What to do =>
Report how many lines of the following entries include the string "right"; respond with the number alone.

Records provided =>
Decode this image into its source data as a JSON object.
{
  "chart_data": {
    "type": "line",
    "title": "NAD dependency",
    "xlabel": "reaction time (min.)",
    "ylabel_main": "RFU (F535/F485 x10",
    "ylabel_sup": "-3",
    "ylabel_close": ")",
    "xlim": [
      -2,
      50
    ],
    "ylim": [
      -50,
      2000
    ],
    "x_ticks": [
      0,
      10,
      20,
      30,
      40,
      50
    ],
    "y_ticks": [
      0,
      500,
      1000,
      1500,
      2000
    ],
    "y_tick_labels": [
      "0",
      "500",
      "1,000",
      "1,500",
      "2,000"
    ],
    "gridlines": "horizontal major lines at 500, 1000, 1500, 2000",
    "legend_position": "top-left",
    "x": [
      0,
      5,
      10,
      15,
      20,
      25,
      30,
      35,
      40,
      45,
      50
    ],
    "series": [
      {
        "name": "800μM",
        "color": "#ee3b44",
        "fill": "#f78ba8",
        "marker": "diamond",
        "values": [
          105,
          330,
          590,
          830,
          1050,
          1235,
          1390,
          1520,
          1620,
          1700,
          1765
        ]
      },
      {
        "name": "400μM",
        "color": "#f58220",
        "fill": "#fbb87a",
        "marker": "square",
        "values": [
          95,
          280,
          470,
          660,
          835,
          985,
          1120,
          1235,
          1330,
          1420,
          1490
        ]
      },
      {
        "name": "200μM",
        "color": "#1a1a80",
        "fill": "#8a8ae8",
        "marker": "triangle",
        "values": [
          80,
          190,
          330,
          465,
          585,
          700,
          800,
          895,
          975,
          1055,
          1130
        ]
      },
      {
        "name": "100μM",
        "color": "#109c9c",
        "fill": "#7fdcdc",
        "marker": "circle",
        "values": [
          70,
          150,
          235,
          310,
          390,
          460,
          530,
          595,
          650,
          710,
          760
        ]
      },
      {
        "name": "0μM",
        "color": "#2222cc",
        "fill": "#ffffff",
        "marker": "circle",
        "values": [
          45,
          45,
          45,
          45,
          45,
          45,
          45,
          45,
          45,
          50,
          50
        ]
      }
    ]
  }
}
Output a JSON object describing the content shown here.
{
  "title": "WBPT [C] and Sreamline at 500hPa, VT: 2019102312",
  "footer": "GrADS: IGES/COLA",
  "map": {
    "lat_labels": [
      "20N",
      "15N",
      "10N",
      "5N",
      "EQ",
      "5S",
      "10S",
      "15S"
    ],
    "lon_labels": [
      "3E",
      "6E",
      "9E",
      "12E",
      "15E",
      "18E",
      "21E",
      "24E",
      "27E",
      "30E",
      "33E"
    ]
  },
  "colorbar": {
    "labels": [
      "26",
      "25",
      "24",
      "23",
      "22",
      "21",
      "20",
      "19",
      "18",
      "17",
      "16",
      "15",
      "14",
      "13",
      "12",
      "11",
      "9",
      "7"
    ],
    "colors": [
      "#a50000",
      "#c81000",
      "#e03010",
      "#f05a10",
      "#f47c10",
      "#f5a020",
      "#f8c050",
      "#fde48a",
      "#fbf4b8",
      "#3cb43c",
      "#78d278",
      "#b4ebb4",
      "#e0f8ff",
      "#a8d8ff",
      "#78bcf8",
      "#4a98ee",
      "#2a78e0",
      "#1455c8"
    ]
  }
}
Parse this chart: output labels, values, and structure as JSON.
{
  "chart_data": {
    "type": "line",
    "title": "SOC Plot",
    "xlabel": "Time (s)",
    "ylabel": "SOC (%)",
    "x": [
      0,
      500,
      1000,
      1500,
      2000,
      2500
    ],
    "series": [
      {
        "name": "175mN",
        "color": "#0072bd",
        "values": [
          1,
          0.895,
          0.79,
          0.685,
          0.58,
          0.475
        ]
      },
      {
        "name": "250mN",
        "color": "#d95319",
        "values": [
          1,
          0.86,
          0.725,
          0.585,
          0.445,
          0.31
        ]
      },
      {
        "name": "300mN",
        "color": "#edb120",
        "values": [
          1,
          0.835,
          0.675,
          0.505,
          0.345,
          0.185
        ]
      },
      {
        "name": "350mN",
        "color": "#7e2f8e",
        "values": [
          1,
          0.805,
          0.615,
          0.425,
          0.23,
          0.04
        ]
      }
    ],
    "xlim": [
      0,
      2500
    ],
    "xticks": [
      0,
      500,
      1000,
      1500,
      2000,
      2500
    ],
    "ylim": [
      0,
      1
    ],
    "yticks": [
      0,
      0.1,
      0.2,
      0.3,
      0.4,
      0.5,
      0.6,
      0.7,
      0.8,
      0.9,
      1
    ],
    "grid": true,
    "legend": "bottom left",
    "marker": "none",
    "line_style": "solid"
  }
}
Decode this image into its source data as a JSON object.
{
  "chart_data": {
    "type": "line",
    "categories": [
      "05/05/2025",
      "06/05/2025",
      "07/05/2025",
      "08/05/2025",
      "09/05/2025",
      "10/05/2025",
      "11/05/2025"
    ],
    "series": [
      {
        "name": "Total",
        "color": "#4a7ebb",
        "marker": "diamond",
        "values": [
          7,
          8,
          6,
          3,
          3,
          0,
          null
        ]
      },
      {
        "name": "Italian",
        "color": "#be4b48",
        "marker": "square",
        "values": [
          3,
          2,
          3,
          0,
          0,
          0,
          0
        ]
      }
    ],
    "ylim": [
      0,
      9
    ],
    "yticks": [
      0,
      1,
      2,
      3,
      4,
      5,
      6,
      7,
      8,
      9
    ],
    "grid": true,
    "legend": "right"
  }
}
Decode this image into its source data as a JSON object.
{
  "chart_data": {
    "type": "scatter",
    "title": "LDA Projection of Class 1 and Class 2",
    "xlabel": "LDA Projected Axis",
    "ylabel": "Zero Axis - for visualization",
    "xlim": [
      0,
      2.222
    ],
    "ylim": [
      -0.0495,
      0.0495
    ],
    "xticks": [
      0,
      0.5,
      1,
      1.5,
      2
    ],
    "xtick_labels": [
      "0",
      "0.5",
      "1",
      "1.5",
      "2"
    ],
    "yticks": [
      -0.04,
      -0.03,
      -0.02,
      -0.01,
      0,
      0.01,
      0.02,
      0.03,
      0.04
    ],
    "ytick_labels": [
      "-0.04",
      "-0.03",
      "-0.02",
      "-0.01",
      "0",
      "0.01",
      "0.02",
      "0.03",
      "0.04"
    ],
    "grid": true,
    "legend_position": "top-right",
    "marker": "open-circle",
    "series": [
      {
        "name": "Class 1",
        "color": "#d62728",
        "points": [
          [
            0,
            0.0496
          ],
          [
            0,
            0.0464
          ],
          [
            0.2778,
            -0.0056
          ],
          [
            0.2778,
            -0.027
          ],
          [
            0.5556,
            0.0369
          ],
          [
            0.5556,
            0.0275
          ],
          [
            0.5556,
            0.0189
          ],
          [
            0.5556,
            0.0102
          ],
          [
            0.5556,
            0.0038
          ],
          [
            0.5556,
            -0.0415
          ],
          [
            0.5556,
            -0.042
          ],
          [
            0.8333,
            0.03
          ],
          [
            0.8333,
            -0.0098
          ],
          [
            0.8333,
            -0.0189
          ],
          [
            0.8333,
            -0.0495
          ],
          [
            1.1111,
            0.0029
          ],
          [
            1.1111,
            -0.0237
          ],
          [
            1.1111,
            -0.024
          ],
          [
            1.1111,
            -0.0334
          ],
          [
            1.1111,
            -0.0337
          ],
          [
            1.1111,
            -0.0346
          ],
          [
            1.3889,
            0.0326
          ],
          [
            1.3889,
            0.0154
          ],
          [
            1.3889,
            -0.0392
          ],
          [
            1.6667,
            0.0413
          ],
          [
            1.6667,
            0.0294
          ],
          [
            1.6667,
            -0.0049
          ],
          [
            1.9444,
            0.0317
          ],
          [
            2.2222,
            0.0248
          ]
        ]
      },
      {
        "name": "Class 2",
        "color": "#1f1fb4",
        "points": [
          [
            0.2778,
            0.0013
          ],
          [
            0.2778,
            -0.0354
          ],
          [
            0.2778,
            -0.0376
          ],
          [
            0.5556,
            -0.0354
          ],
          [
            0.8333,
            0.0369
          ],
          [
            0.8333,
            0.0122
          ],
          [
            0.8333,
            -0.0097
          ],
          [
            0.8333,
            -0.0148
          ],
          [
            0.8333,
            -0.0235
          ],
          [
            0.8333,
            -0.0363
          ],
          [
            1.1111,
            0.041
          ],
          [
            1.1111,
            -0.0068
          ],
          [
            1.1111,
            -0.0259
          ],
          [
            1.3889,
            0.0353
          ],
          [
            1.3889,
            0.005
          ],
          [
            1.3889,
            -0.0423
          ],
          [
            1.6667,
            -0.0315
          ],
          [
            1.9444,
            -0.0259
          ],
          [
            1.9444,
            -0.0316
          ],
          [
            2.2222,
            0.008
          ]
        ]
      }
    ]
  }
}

Output for this task =>
2